Records for processing |
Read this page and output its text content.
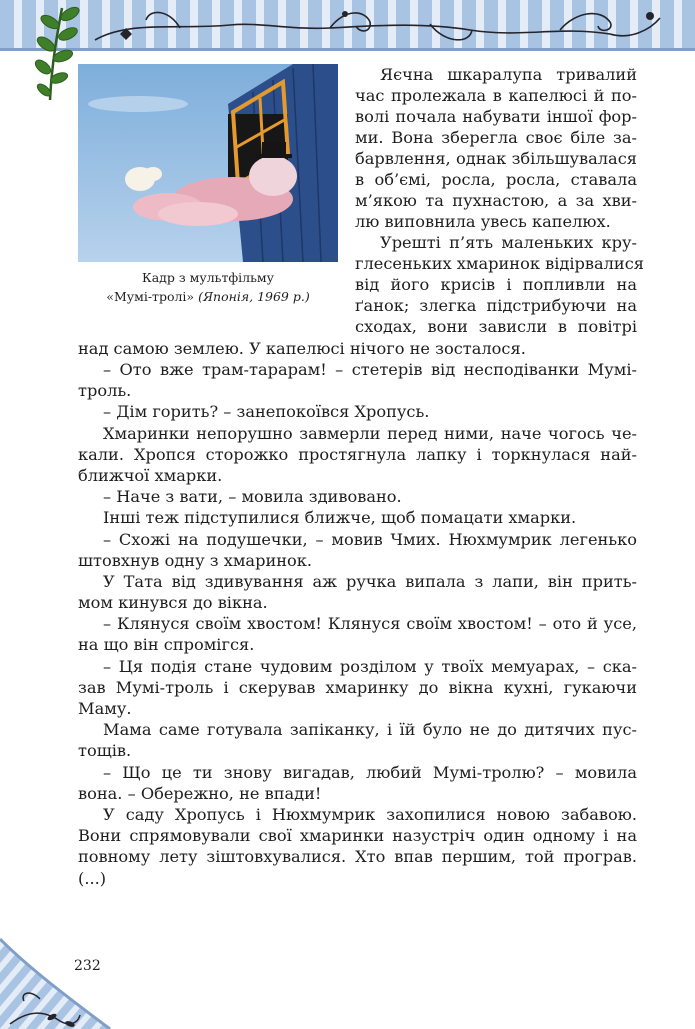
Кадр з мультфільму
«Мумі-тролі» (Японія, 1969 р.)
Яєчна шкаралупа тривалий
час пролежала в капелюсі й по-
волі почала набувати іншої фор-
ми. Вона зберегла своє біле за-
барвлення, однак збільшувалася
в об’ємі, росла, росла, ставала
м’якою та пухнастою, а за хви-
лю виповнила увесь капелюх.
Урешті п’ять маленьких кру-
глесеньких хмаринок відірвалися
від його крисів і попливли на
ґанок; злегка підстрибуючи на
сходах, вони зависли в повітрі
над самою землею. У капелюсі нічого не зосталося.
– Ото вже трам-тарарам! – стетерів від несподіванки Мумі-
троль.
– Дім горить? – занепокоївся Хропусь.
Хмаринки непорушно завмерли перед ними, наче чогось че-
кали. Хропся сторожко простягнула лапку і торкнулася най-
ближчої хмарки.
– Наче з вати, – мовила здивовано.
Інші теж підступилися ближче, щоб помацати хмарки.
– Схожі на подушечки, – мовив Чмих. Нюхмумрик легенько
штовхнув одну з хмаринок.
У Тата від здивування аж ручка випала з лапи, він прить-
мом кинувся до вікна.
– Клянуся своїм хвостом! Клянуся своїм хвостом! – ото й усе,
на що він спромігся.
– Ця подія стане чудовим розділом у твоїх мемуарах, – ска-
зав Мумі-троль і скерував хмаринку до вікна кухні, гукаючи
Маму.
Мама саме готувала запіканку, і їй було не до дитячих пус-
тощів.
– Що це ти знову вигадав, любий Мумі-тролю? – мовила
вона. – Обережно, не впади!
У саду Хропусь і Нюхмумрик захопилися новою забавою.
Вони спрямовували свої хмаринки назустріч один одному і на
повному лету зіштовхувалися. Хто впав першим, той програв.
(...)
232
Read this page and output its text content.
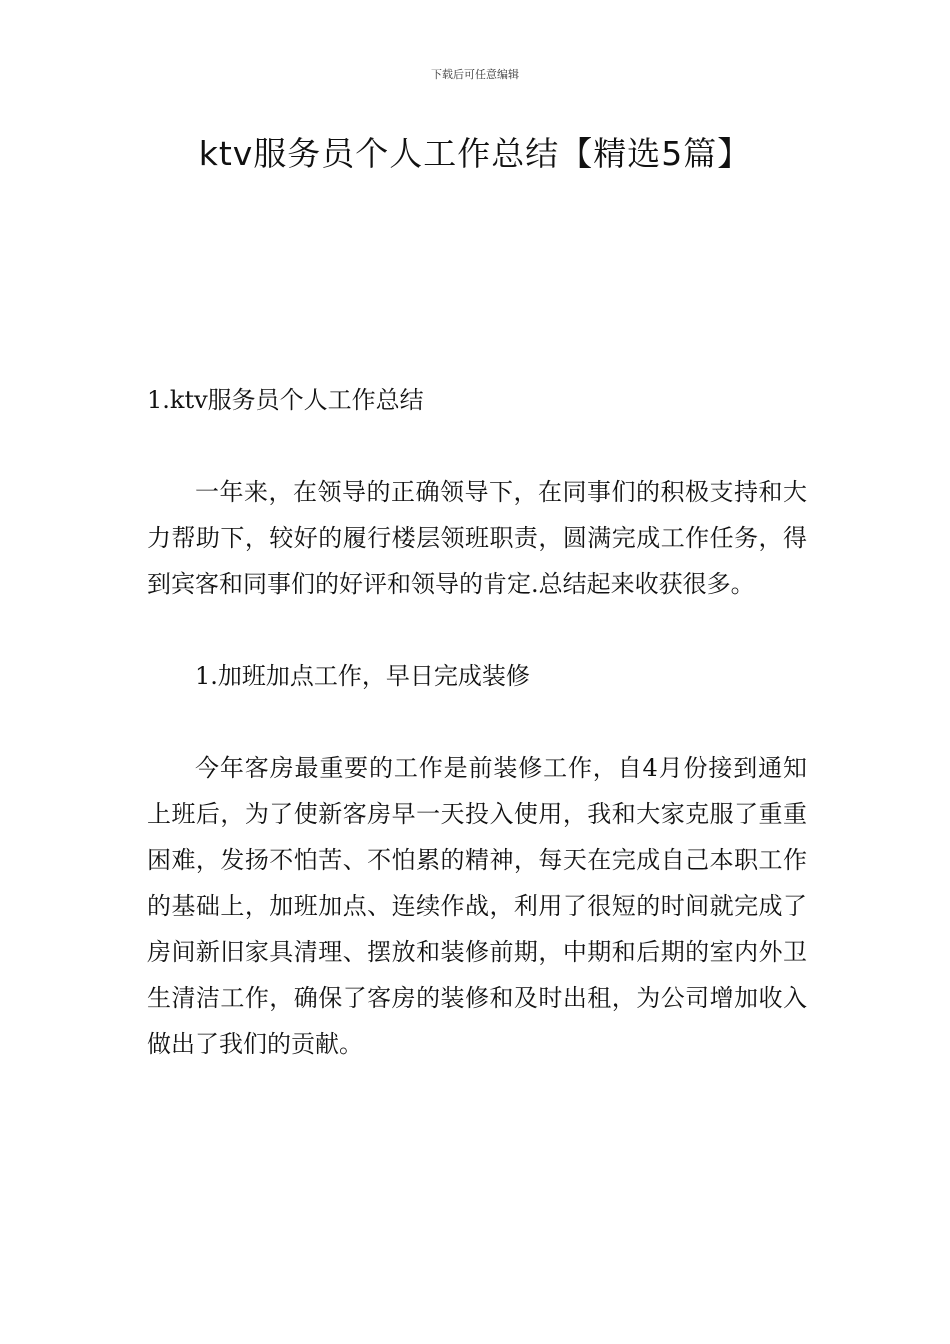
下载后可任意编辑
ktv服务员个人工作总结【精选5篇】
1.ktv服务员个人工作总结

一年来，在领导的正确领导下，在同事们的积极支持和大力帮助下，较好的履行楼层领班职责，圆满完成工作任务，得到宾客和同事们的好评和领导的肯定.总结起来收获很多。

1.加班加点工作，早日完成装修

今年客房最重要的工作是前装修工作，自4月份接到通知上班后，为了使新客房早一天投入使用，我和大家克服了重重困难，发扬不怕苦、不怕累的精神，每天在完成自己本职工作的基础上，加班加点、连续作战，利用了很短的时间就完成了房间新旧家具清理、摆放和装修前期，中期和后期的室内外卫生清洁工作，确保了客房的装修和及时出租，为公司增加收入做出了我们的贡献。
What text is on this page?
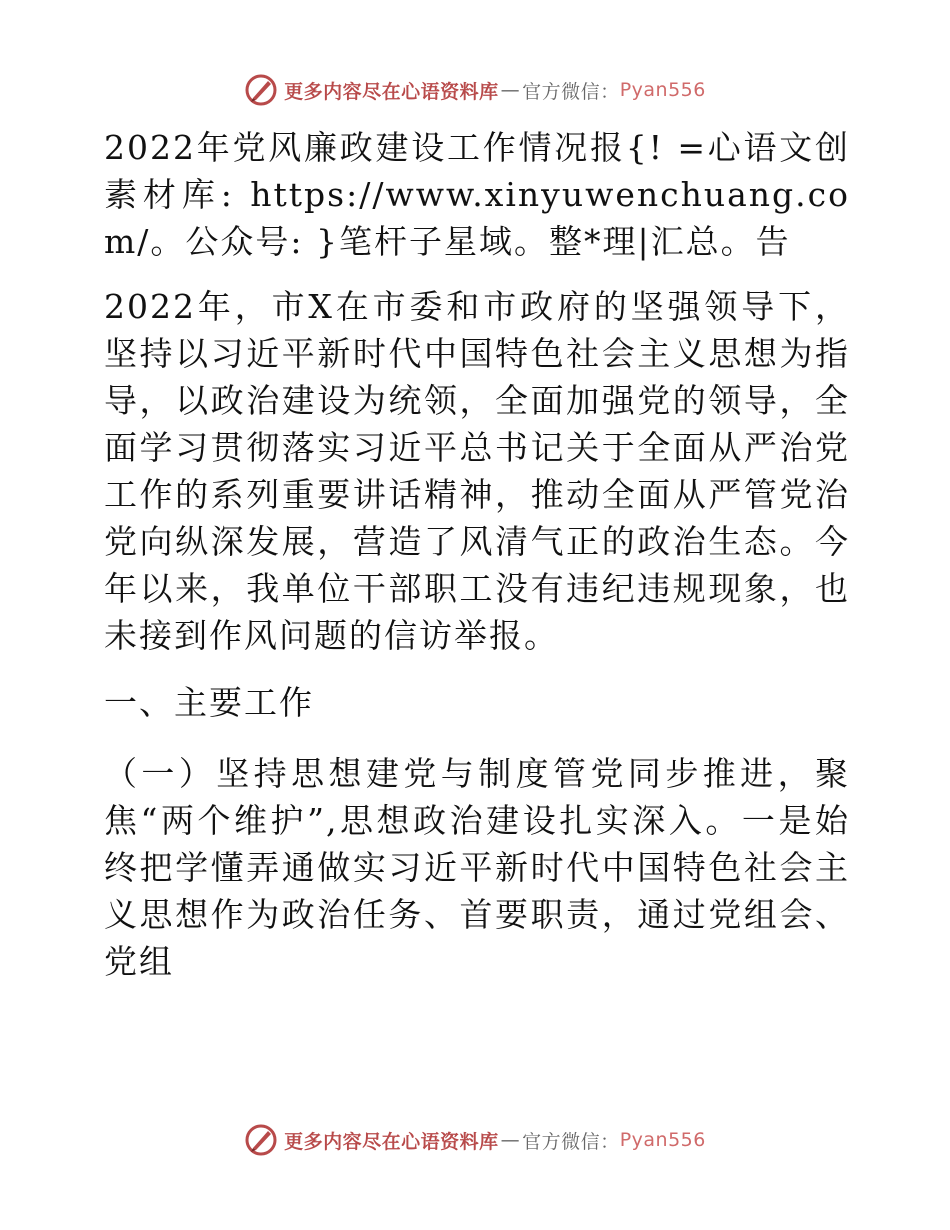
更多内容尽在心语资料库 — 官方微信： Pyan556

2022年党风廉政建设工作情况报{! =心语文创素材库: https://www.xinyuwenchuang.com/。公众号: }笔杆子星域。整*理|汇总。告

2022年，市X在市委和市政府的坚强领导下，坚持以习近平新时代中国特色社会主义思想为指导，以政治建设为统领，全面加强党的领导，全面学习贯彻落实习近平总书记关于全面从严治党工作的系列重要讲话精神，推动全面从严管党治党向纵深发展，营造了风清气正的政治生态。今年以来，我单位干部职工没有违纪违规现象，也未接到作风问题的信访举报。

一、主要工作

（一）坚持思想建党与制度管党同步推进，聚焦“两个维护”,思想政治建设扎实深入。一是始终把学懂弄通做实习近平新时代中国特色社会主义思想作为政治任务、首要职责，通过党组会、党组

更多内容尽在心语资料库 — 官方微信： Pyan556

Short problem | Which lines contain "мовила"? Copy each of them out.

Written answer |
– Наче з вати, – мовила здивовано.
– Що це ти знову вигадав, любий Мумі-тролю? – мовила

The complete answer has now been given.